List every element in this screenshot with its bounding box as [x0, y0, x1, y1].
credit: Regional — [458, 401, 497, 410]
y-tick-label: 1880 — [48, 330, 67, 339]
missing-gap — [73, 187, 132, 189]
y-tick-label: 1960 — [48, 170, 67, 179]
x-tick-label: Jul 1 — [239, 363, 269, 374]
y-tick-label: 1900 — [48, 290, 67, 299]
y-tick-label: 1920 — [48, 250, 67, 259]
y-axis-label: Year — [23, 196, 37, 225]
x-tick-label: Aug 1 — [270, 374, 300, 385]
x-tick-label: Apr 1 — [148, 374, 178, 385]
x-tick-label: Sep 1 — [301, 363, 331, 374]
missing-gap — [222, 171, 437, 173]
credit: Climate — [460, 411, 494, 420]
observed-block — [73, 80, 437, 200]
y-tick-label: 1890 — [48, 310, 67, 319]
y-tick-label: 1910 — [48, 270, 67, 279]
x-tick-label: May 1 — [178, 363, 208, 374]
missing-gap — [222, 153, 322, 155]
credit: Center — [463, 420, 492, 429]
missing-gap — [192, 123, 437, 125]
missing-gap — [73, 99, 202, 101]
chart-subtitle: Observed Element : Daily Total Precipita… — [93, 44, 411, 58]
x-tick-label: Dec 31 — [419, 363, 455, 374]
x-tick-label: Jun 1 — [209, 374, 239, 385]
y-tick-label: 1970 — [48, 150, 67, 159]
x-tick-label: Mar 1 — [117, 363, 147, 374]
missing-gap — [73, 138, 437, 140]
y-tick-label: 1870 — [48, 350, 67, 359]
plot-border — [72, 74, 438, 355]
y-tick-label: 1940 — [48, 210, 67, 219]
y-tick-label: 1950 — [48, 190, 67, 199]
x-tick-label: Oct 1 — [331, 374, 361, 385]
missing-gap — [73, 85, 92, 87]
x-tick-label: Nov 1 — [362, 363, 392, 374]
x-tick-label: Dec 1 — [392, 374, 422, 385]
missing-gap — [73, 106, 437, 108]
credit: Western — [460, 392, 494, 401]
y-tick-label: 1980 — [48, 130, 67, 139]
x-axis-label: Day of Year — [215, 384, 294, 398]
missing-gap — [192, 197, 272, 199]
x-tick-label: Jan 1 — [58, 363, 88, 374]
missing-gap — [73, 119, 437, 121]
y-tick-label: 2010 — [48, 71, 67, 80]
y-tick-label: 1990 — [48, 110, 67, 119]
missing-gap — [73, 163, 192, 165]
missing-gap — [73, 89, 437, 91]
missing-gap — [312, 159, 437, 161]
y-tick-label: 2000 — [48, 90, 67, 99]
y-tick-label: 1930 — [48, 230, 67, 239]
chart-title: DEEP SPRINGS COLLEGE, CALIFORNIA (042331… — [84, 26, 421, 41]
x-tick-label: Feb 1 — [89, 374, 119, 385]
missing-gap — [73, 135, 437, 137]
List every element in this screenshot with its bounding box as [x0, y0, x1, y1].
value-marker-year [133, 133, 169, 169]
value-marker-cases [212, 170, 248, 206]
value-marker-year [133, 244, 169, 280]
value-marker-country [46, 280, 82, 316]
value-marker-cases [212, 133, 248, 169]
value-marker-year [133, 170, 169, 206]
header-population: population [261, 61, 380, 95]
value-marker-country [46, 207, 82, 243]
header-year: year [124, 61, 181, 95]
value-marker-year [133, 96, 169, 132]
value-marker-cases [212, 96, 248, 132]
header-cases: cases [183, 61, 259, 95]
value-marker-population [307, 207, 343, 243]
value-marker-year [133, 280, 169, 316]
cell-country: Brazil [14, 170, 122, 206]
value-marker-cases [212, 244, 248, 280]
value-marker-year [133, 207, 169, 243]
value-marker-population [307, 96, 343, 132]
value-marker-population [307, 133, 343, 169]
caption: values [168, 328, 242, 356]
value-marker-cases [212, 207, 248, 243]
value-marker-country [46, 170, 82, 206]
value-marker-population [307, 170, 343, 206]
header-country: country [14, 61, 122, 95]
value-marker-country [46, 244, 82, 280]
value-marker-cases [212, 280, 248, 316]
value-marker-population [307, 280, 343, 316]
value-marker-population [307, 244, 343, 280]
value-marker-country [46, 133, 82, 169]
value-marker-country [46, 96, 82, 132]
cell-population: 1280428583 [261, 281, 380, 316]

**DIRECTION:** Reproduce every line of the material above, character for character and in the same order.

**CORRECT RESULT:**
List every element in this screenshot with its bounding box as [x0, y0, x1, y1].
credit: Regional — [458, 401, 497, 410]
y-tick-label: 1880 — [48, 330, 67, 339]
missing-gap — [73, 187, 132, 189]
y-tick-label: 1960 — [48, 170, 67, 179]
x-tick-label: Jul 1 — [239, 363, 269, 374]
y-tick-label: 1900 — [48, 290, 67, 299]
y-tick-label: 1920 — [48, 250, 67, 259]
y-axis-label: Year — [23, 196, 37, 225]
x-tick-label: Aug 1 — [270, 374, 300, 385]
x-tick-label: Apr 1 — [148, 374, 178, 385]
x-tick-label: Sep 1 — [301, 363, 331, 374]
missing-gap — [222, 171, 437, 173]
credit: Climate — [460, 411, 494, 420]
observed-block — [73, 80, 437, 200]
y-tick-label: 1890 — [48, 310, 67, 319]
y-tick-label: 1910 — [48, 270, 67, 279]
x-tick-label: May 1 — [178, 363, 208, 374]
missing-gap — [222, 153, 322, 155]
credit: Center — [463, 420, 492, 429]
missing-gap — [192, 123, 437, 125]
missing-gap — [73, 99, 202, 101]
chart-subtitle: Observed Element : Daily Total Precipita… — [93, 44, 411, 58]
x-tick-label: Dec 31 — [419, 363, 455, 374]
x-tick-label: Jun 1 — [209, 374, 239, 385]
y-tick-label: 1970 — [48, 150, 67, 159]
x-tick-label: Mar 1 — [117, 363, 147, 374]
missing-gap — [73, 138, 437, 140]
y-tick-label: 1870 — [48, 350, 67, 359]
plot-border — [72, 74, 438, 355]
y-tick-label: 1940 — [48, 210, 67, 219]
y-tick-label: 1950 — [48, 190, 67, 199]
x-tick-label: Oct 1 — [331, 374, 361, 385]
missing-gap — [73, 85, 92, 87]
x-tick-label: Nov 1 — [362, 363, 392, 374]
x-tick-label: Dec 1 — [392, 374, 422, 385]
missing-gap — [73, 106, 437, 108]
credit: Western — [460, 392, 494, 401]
y-tick-label: 1980 — [48, 130, 67, 139]
x-axis-label: Day of Year — [215, 384, 294, 398]
missing-gap — [192, 197, 272, 199]
x-tick-label: Jan 1 — [58, 363, 88, 374]
missing-gap — [73, 119, 437, 121]
y-tick-label: 2010 — [48, 71, 67, 80]
y-tick-label: 1990 — [48, 110, 67, 119]
missing-gap — [73, 163, 192, 165]
missing-gap — [73, 89, 437, 91]
missing-gap — [312, 159, 437, 161]
y-tick-label: 2000 — [48, 90, 67, 99]
y-tick-label: 1930 — [48, 230, 67, 239]
chart-title: DEEP SPRINGS COLLEGE, CALIFORNIA (042331… — [84, 26, 421, 41]
x-tick-label: Feb 1 — [89, 374, 119, 385]
missing-gap — [73, 135, 437, 137]
List every element in this screenshot with its bounding box as [x0, y0, x1, y1].
value-marker-year [133, 133, 169, 169]
value-marker-cases [212, 170, 248, 206]
value-marker-year [133, 244, 169, 280]
value-marker-country [46, 280, 82, 316]
value-marker-cases [212, 133, 248, 169]
value-marker-year [133, 170, 169, 206]
header-population: population [261, 61, 380, 95]
value-marker-country [46, 207, 82, 243]
header-year: year [124, 61, 181, 95]
value-marker-year [133, 96, 169, 132]
value-marker-cases [212, 96, 248, 132]
header-cases: cases [183, 61, 259, 95]
value-marker-population [307, 207, 343, 243]
value-marker-year [133, 280, 169, 316]
cell-country: Brazil [14, 170, 122, 206]
value-marker-cases [212, 244, 248, 280]
value-marker-year [133, 207, 169, 243]
value-marker-population [307, 96, 343, 132]
value-marker-population [307, 133, 343, 169]
caption: values [168, 328, 242, 356]
value-marker-cases [212, 207, 248, 243]
value-marker-country [46, 170, 82, 206]
value-marker-population [307, 170, 343, 206]
header-country: country [14, 61, 122, 95]
value-marker-country [46, 244, 82, 280]
value-marker-cases [212, 280, 248, 316]
value-marker-population [307, 280, 343, 316]
value-marker-population [307, 244, 343, 280]
value-marker-country [46, 133, 82, 169]
value-marker-country [46, 96, 82, 132]
cell-population: 1280428583 [261, 281, 380, 316]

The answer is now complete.